Source: Oxford University Press

German painter, printmaker and environmental artist. He studied art at the Hochschule für Bildenden Künste in Munich and the Staatliche Kunstakademie in Düsseldorf and then philosophy at Cologne University, graduating in 1957. In the same year he developed the Grid Picture, a type of stencilled painting made from half-tone screens with regularly arranged points in single colours (yellow, silver, white or gold), for example Pure Energy (1958; New York, MOMA). The vibrating pattern and slight shadow in these works, which were first shown in September 1957 at the first evening exhibition in Piene’s studio in Düsseldorf as avant-garde manifestations of the West German art scene, seemed to take the play of light itself as their theme. Their objectivity lay in their lack of any subjective painterly gestures. The connection between art, nature and technology remained the goal of Piene’s work, first of all within the Zero group and then, from 1974, as the successor to György Kepes as director of the Center for Advanced Visual Studies at Massachusetts Institute of Technology in Cambridge, MA.

Records from a dataset
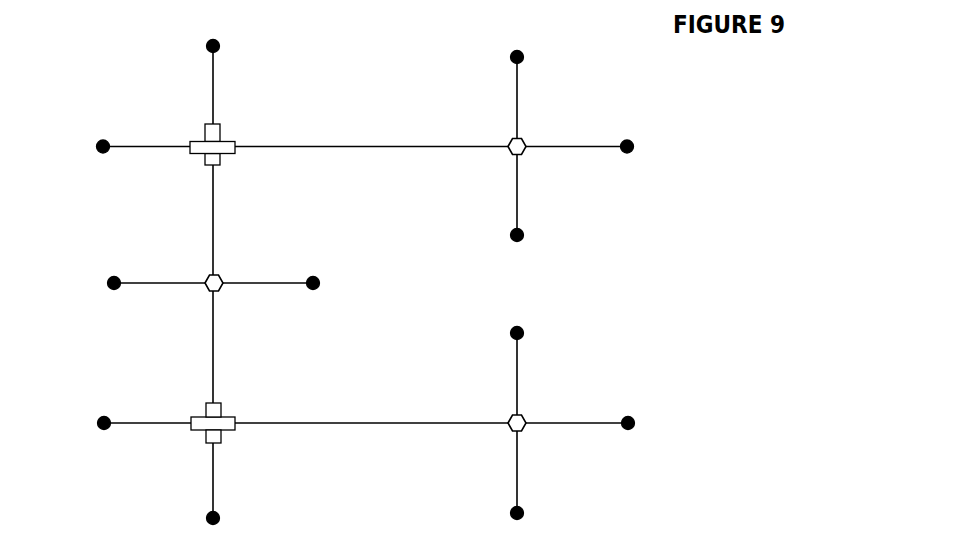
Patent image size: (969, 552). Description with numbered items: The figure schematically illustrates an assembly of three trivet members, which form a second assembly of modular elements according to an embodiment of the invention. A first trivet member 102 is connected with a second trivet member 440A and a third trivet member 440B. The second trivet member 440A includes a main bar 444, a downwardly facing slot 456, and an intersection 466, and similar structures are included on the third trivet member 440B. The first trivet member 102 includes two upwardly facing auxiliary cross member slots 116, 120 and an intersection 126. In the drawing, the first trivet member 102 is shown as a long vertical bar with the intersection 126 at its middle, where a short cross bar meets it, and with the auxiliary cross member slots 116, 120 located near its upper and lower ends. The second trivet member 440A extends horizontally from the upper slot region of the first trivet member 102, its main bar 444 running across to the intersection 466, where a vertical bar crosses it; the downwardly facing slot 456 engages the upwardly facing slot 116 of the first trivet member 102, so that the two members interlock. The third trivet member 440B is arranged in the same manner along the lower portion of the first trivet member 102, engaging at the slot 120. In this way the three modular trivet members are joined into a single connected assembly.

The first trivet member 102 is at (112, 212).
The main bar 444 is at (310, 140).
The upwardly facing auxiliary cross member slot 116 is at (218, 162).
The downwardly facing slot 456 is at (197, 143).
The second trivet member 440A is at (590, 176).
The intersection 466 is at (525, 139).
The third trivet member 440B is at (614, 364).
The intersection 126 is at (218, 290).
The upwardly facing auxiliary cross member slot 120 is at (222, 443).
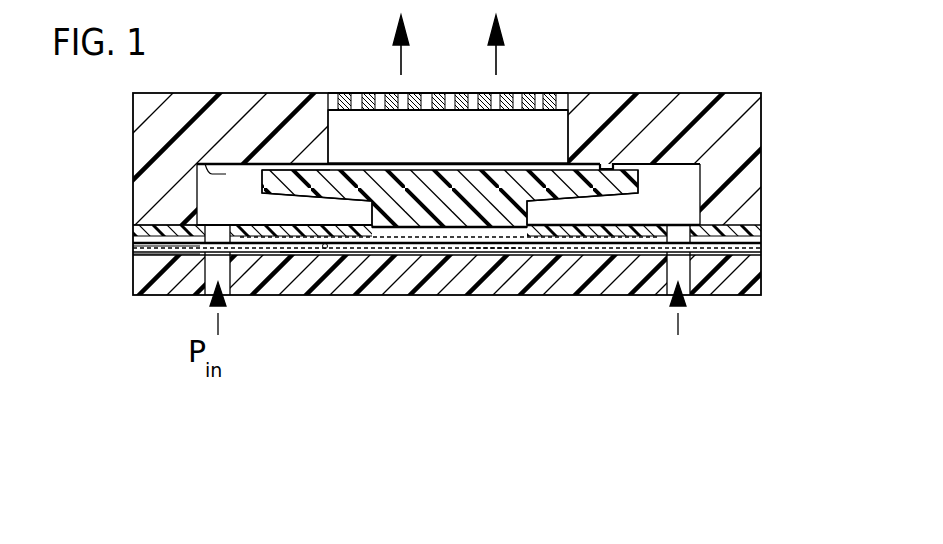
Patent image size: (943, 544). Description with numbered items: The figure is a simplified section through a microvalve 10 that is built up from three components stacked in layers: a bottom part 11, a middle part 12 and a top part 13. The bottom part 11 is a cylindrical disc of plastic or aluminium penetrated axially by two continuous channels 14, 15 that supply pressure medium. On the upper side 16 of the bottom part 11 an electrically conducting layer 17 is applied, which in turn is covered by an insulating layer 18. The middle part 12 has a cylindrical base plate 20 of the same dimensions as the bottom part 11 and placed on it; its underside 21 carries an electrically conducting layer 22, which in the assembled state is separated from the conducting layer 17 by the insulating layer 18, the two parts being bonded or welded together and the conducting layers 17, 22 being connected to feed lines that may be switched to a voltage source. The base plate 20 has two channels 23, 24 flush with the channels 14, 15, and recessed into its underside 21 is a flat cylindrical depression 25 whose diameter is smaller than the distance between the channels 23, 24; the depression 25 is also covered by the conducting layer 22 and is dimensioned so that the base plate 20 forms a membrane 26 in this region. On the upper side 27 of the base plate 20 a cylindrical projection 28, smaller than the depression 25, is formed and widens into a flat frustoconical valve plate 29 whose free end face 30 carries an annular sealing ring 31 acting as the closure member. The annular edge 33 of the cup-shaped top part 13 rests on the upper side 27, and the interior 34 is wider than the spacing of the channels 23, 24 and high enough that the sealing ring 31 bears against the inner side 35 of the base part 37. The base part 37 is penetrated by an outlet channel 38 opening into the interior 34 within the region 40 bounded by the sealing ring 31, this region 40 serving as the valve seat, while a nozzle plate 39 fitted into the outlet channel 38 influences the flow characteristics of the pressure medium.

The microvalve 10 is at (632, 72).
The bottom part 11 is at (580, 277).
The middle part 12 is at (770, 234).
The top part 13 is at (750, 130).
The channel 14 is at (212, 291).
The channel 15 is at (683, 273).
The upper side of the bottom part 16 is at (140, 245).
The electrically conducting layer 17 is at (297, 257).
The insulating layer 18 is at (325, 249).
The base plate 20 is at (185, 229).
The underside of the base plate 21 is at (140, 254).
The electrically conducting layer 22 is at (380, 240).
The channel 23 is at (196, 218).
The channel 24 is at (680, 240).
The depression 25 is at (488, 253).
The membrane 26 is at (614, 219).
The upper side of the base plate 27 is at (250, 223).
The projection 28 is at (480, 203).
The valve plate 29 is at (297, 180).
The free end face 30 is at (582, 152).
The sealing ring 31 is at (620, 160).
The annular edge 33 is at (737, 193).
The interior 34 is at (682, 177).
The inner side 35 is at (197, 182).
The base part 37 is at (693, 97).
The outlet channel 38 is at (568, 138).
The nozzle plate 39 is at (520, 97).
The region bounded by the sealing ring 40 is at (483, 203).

# [COMPLETE THE FOLLOWING]
**a)** According to the biographical text, whom did the artist succeed as director of the Center for Advanced Visual Studies at MIT?
**b)** Convert the records into a Markdown table with columns named Row and Line, giving each line a row number and leaving out blank lines and pictures. Begin at the start of the records and stop after the line containing "The upwardly facing auxiliary cross member slot 120".

# [SOLUTIONS PER TASK]
**a)** György Kepes

**b)**
| Row | Line |
|---|---|
| 1 | Patent image size: (969, 552). Description with numbered items: The figure schematically illustrates an assembly of three trivet members, which form a second assembly of modular elements according to an embodiment of the invention. A first trivet member 102 is connected with a second trivet member 440A and a third trivet member 440B. The second trivet member 440A includes a main bar 444, a downwardly facing slot 456, and an intersection 466, and similar structures are included on the third trivet member 440B. The first trivet member 102 includes two upwardly facing auxiliary cross member slots 116, 120 and an intersection 126. In the drawing, the first trivet member 102 is shown as a long vertical bar with the intersection 126 at its middle, where a short cross bar meets it, and with the auxiliary cross member slots 116, 120 located near its upper and lower ends. The second trivet member 440A extends horizontally from the upper slot region of the first trivet member 102, its main bar 444 running across to the intersection 466, where a vertical bar crosses it; the downwardly facing slot 456 engages the upwardly facing slot 116 of the first trivet member 102, so that the two members interlock. The third trivet member 440B is arranged in the same manner along the lower portion of the first trivet member 102, engaging at the slot 120. In this way the three modular trivet members are joined into a single connected assembly. |
| 2 | The first trivet member 102 is at (112, 212). |
| 3 | The main bar 444 is at (310, 140). |
| 4 | The upwardly facing auxiliary cross member slot 116 is at (218, 162). |
| 5 | The downwardly facing slot 456 is at (197, 143). |
| 6 | The second trivet member 440A is at (590, 176). |
| 7 | The intersection 466 is at (525, 139). |
| 8 | The third trivet member 440B is at (614, 364). |
| 9 | The intersection 126 is at (218, 290). |
| 10 | The upwardly facing auxiliary cross member slot 120 is at (222, 443). |